Problem description >>
Exact reproduction is required for all entries.

Data to use >>

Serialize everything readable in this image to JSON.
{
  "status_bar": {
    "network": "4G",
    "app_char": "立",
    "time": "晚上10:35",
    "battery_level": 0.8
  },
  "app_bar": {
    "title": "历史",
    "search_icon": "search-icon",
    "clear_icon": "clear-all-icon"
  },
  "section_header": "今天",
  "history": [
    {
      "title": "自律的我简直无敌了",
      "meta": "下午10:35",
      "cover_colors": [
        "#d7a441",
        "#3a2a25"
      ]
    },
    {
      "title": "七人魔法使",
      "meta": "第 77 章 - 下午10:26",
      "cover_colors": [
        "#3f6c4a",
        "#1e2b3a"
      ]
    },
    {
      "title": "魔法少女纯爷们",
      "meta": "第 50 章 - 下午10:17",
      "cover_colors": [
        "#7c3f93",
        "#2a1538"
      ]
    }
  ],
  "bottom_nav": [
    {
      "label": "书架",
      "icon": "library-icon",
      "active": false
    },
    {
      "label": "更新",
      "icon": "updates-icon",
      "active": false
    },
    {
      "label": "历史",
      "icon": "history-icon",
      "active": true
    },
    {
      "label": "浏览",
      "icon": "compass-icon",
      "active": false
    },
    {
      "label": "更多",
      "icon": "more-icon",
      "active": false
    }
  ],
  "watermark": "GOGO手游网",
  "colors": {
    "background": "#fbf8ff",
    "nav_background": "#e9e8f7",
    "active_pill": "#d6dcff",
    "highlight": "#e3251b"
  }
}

Task response >>
Serialize everything readable in this image to JSON.
{
  "status_bar": {
    "network": "4G",
    "app_char": "立",
    "time": "晚上10:35",
    "battery_level": 0.8
  },
  "app_bar": {
    "title": "历史",
    "search_icon": "search-icon",
    "clear_icon": "clear-all-icon"
  },
  "section_header": "今天",
  "history": [
    {
      "title": "自律的我简直无敌了",
      "meta": "下午10:35",
      "cover_colors": [
        "#d7a441",
        "#3a2a25"
      ]
    },
    {
      "title": "七人魔法使",
      "meta": "第 77 章 - 下午10:26",
      "cover_colors": [
        "#3f6c4a",
        "#1e2b3a"
      ]
    },
    {
      "title": "魔法少女纯爷们",
      "meta": "第 50 章 - 下午10:17",
      "cover_colors": [
        "#7c3f93",
        "#2a1538"
      ]
    }
  ],
  "bottom_nav": [
    {
      "label": "书架",
      "icon": "library-icon",
      "active": false
    },
    {
      "label": "更新",
      "icon": "updates-icon",
      "active": false
    },
    {
      "label": "历史",
      "icon": "history-icon",
      "active": true
    },
    {
      "label": "浏览",
      "icon": "compass-icon",
      "active": false
    },
    {
      "label": "更多",
      "icon": "more-icon",
      "active": false
    }
  ],
  "watermark": "GOGO手游网",
  "colors": {
    "background": "#fbf8ff",
    "nav_background": "#e9e8f7",
    "active_pill": "#d6dcff",
    "highlight": "#e3251b"
  }
}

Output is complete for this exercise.